───── Records to use ─────

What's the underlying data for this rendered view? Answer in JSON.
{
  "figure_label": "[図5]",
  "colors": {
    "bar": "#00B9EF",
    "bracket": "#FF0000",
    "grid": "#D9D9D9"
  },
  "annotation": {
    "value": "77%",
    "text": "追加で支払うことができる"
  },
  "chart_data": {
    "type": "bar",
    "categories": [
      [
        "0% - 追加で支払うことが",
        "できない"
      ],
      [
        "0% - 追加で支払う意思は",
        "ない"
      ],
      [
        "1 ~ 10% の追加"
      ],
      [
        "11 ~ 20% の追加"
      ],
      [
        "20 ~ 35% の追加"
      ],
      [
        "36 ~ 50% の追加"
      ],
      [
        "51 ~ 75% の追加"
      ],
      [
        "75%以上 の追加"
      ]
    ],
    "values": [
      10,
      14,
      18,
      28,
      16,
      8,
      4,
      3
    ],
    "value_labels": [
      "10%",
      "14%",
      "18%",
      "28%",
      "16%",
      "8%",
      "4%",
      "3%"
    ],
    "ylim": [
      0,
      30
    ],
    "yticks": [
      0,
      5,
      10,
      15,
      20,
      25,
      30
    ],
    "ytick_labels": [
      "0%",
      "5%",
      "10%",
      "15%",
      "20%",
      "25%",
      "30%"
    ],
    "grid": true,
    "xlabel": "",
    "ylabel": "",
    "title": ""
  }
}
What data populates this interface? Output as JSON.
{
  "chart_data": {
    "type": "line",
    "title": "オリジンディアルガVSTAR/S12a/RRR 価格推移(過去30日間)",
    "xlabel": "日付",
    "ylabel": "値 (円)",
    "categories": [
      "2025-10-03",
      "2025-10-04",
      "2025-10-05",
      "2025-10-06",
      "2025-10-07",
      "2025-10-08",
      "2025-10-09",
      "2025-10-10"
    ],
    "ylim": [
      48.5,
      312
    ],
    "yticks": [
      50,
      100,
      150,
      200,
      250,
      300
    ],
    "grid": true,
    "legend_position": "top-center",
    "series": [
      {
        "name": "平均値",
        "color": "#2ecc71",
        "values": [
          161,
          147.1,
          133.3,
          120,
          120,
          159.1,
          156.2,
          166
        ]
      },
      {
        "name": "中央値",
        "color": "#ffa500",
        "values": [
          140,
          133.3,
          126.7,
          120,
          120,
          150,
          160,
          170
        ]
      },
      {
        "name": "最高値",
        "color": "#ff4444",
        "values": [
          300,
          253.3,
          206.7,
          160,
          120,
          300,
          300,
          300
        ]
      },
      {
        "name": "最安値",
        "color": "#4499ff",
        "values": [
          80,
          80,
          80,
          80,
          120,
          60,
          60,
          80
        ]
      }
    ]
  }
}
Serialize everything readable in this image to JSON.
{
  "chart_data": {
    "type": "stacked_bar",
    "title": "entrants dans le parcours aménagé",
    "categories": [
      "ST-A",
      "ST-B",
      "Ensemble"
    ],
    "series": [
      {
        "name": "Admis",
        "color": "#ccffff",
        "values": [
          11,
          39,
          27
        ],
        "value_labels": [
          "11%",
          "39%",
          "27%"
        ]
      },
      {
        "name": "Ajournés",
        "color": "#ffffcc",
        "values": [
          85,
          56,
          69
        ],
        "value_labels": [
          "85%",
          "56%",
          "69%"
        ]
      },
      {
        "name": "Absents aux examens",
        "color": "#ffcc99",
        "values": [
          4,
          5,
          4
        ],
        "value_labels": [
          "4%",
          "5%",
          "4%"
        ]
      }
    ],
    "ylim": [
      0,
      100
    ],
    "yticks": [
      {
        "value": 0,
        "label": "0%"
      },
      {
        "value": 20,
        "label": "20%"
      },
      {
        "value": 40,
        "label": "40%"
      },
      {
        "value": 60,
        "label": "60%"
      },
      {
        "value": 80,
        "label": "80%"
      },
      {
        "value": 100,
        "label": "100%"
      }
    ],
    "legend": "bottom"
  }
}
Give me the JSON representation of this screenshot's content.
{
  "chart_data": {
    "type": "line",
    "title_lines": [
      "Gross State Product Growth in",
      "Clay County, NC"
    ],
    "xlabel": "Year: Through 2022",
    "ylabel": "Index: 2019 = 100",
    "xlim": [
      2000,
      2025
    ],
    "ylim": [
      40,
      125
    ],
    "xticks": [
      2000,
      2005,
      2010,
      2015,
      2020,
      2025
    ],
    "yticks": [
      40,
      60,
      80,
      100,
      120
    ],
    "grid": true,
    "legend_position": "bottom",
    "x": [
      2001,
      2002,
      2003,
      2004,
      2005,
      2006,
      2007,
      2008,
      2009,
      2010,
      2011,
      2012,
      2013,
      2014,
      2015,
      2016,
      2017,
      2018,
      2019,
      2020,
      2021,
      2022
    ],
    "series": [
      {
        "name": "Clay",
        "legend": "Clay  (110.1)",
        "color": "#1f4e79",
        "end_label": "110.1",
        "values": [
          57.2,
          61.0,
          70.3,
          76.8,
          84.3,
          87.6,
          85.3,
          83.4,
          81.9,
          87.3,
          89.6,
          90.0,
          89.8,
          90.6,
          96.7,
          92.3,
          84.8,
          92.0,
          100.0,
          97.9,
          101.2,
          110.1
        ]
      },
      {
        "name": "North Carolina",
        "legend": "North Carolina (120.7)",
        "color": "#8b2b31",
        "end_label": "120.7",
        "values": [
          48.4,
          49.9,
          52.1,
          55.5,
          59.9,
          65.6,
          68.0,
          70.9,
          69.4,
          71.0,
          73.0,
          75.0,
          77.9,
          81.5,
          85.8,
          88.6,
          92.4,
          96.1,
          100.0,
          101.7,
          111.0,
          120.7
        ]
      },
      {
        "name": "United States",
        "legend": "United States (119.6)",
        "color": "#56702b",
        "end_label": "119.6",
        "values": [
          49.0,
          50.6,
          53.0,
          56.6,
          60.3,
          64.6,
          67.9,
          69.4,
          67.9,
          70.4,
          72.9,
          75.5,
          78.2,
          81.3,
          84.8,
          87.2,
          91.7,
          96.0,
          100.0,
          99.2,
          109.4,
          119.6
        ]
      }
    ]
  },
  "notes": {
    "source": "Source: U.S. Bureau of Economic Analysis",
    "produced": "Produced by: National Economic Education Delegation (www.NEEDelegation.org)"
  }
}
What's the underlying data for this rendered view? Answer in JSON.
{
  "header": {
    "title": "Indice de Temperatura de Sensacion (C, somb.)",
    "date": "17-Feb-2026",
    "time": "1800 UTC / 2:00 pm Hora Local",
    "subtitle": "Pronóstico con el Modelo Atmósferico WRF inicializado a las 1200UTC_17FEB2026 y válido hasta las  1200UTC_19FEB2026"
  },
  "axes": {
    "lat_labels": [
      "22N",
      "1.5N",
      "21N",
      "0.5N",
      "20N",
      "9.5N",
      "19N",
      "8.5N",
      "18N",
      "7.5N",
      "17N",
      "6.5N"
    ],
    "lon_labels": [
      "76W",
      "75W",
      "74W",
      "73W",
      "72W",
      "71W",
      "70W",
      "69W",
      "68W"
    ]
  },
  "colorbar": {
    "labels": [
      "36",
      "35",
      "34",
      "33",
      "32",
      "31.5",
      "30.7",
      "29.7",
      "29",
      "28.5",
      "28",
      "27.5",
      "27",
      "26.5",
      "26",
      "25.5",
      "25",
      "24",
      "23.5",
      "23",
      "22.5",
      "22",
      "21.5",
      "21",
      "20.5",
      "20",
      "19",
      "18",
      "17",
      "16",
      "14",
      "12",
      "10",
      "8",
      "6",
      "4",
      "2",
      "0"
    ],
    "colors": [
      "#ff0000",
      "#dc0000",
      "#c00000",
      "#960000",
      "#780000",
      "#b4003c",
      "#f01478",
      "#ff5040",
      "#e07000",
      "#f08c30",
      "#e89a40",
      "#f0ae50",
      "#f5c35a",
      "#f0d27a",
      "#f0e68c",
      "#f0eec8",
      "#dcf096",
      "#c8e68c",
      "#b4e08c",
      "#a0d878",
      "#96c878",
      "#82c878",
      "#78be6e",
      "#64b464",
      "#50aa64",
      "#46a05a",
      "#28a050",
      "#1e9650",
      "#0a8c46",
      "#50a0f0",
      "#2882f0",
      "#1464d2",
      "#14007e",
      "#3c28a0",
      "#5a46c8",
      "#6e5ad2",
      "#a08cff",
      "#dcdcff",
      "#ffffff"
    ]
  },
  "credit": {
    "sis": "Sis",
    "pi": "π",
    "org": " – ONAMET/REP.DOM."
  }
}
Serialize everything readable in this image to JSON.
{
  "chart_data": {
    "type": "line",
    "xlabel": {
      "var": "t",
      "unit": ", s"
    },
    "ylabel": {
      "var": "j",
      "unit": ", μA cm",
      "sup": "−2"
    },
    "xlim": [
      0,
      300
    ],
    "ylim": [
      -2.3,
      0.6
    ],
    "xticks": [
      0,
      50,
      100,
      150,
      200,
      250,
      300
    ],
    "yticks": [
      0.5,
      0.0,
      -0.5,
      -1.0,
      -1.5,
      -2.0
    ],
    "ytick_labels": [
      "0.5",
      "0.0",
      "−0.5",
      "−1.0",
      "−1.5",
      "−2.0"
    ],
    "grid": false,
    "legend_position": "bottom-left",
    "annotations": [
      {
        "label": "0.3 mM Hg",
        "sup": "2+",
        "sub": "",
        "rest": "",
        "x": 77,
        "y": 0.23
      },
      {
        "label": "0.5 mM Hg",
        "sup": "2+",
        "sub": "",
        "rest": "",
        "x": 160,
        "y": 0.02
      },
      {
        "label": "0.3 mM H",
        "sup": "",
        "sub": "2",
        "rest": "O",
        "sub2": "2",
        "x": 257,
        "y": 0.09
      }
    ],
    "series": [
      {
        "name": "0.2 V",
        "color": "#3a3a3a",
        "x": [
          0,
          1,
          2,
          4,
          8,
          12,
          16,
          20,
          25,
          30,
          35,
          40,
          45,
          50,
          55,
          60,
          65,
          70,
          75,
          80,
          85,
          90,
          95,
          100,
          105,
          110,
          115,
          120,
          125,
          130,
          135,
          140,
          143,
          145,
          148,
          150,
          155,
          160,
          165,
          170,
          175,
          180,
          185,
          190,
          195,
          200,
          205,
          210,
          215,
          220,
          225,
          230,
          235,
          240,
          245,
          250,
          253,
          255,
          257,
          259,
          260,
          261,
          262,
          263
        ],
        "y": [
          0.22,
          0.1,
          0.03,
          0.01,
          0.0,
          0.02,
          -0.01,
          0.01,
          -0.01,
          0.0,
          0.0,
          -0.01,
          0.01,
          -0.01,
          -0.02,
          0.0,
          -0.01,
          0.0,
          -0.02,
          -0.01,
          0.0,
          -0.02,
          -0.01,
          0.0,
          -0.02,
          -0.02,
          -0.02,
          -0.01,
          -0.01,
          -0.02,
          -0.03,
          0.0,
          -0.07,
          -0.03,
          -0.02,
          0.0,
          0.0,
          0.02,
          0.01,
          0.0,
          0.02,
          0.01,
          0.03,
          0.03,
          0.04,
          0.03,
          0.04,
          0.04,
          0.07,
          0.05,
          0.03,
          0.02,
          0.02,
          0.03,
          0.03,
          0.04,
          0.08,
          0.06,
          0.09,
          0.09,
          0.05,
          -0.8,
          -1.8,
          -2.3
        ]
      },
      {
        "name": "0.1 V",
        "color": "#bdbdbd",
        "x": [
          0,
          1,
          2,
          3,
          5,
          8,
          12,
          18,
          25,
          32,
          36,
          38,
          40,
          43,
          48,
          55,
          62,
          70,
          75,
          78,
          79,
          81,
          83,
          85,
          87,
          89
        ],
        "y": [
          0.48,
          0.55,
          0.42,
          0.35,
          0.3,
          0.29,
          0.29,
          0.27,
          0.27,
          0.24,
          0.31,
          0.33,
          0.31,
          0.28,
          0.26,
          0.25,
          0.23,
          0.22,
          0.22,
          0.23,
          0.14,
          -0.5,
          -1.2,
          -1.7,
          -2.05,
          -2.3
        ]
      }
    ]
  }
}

─────

* _Task directions_: Return the number of lines that include the word "ylabel", and nothing else.

* _Result for this task_: 4